◆ TASK DESCRIPTION ◆
Quote each record exactly, please, leaving none out.

◆ AVAILABLE RECORDS ◆
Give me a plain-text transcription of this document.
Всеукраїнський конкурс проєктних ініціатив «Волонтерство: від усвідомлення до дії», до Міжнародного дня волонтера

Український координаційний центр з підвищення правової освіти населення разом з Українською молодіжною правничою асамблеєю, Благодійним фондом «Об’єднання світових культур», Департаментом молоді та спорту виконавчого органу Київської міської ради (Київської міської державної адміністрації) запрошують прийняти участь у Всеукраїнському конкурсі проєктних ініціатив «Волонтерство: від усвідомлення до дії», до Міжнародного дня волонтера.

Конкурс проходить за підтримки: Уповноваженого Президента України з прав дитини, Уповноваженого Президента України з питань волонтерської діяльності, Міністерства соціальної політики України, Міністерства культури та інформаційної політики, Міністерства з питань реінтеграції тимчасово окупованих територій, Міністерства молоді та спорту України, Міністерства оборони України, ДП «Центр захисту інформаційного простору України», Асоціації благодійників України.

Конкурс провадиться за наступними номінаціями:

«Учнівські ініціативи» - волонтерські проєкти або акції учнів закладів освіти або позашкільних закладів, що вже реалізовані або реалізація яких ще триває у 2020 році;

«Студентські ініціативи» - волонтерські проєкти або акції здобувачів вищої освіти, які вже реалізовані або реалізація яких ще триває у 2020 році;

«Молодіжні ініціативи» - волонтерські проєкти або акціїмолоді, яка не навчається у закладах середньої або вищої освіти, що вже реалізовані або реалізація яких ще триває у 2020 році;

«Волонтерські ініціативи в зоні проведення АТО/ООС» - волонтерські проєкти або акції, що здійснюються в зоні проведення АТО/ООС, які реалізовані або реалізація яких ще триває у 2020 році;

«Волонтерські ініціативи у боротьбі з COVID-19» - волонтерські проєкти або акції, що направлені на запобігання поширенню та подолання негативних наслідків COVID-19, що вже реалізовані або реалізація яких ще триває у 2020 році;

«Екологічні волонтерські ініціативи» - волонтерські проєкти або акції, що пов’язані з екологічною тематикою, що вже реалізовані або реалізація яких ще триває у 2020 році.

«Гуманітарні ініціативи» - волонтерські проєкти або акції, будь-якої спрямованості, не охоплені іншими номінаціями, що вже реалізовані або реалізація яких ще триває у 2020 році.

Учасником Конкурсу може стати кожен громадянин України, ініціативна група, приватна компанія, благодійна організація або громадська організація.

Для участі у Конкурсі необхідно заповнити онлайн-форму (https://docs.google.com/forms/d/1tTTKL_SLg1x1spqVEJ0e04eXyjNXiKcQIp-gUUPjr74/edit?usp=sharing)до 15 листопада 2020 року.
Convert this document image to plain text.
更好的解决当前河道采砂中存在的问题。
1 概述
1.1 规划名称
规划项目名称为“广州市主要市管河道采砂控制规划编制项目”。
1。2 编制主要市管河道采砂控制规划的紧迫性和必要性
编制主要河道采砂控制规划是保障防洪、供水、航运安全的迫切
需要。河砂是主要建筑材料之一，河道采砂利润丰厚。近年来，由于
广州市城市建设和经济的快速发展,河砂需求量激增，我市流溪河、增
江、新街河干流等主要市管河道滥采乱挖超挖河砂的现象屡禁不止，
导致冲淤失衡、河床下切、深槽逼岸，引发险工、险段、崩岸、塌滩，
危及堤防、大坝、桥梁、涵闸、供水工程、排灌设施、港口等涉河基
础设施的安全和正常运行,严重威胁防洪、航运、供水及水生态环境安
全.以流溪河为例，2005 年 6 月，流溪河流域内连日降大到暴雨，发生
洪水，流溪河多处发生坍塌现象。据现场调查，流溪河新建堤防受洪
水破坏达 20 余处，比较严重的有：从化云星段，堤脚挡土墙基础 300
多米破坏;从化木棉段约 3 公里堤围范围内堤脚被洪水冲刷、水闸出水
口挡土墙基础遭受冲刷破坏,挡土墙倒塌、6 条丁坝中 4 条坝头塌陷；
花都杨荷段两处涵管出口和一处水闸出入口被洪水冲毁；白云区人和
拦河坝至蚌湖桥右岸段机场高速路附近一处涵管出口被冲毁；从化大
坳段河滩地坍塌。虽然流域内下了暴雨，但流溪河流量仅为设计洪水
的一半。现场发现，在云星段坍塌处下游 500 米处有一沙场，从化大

◆ THE OUTPUT ◆
Give me a plain-text transcription of this document.
Всеукраїнський конкурс проєктних ініціатив «Волонтерство: від усвідомлення до дії», до Міжнародного дня волонтера

Український координаційний центр з підвищення правової освіти населення разом з Українською молодіжною правничою асамблеєю, Благодійним фондом «Об’єднання світових культур», Департаментом молоді та спорту виконавчого органу Київської міської ради (Київської міської державної адміністрації) запрошують прийняти участь у Всеукраїнському конкурсі проєктних ініціатив «Волонтерство: від усвідомлення до дії», до Міжнародного дня волонтера.

Конкурс проходить за підтримки: Уповноваженого Президента України з прав дитини, Уповноваженого Президента України з питань волонтерської діяльності, Міністерства соціальної політики України, Міністерства культури та інформаційної політики, Міністерства з питань реінтеграції тимчасово окупованих територій, Міністерства молоді та спорту України, Міністерства оборони України, ДП «Центр захисту інформаційного простору України», Асоціації благодійників України.

Конкурс провадиться за наступними номінаціями:

«Учнівські ініціативи» - волонтерські проєкти або акції учнів закладів освіти або позашкільних закладів, що вже реалізовані або реалізація яких ще триває у 2020 році;

«Студентські ініціативи» - волонтерські проєкти або акції здобувачів вищої освіти, які вже реалізовані або реалізація яких ще триває у 2020 році;

«Молодіжні ініціативи» - волонтерські проєкти або акціїмолоді, яка не навчається у закладах середньої або вищої освіти, що вже реалізовані або реалізація яких ще триває у 2020 році;

«Волонтерські ініціативи в зоні проведення АТО/ООС» - волонтерські проєкти або акції, що здійснюються в зоні проведення АТО/ООС, які реалізовані або реалізація яких ще триває у 2020 році;

«Волонтерські ініціативи у боротьбі з COVID-19» - волонтерські проєкти або акції, що направлені на запобігання поширенню та подолання негативних наслідків COVID-19, що вже реалізовані або реалізація яких ще триває у 2020 році;

«Екологічні волонтерські ініціативи» - волонтерські проєкти або акції, що пов’язані з екологічною тематикою, що вже реалізовані або реалізація яких ще триває у 2020 році.

«Гуманітарні ініціативи» - волонтерські проєкти або акції, будь-якої спрямованості, не охоплені іншими номінаціями, що вже реалізовані або реалізація яких ще триває у 2020 році.

Учасником Конкурсу може стати кожен громадянин України, ініціативна група, приватна компанія, благодійна організація або громадська організація.

Для участі у Конкурсі необхідно заповнити онлайн-форму (https://docs.google.com/forms/d/1tTTKL_SLg1x1spqVEJ0e04eXyjNXiKcQIp-gUUPjr74/edit?usp=sharing)до 15 листопада 2020 року.
Convert this document image to plain text.
更好的解决当前河道采砂中存在的问题。
1 概述
1.1 规划名称
规划项目名称为“广州市主要市管河道采砂控制规划编制项目”。
1。2 编制主要市管河道采砂控制规划的紧迫性和必要性
编制主要河道采砂控制规划是保障防洪、供水、航运安全的迫切
需要。河砂是主要建筑材料之一，河道采砂利润丰厚。近年来，由于
广州市城市建设和经济的快速发展,河砂需求量激增，我市流溪河、增
江、新街河干流等主要市管河道滥采乱挖超挖河砂的现象屡禁不止，
导致冲淤失衡、河床下切、深槽逼岸，引发险工、险段、崩岸、塌滩，
危及堤防、大坝、桥梁、涵闸、供水工程、排灌设施、港口等涉河基
础设施的安全和正常运行,严重威胁防洪、航运、供水及水生态环境安
全.以流溪河为例，2005 年 6 月，流溪河流域内连日降大到暴雨，发生
洪水，流溪河多处发生坍塌现象。据现场调查，流溪河新建堤防受洪
水破坏达 20 余处，比较严重的有：从化云星段，堤脚挡土墙基础 300
多米破坏;从化木棉段约 3 公里堤围范围内堤脚被洪水冲刷、水闸出水
口挡土墙基础遭受冲刷破坏,挡土墙倒塌、6 条丁坝中 4 条坝头塌陷；
花都杨荷段两处涵管出口和一处水闸出入口被洪水冲毁；白云区人和
拦河坝至蚌湖桥右岸段机场高速路附近一处涵管出口被冲毁；从化大
坳段河滩地坍塌。虽然流域内下了暴雨，但流溪河流量仅为设计洪水
的一半。现场发现，在云星段坍塌处下游 500 米处有一沙场，从化大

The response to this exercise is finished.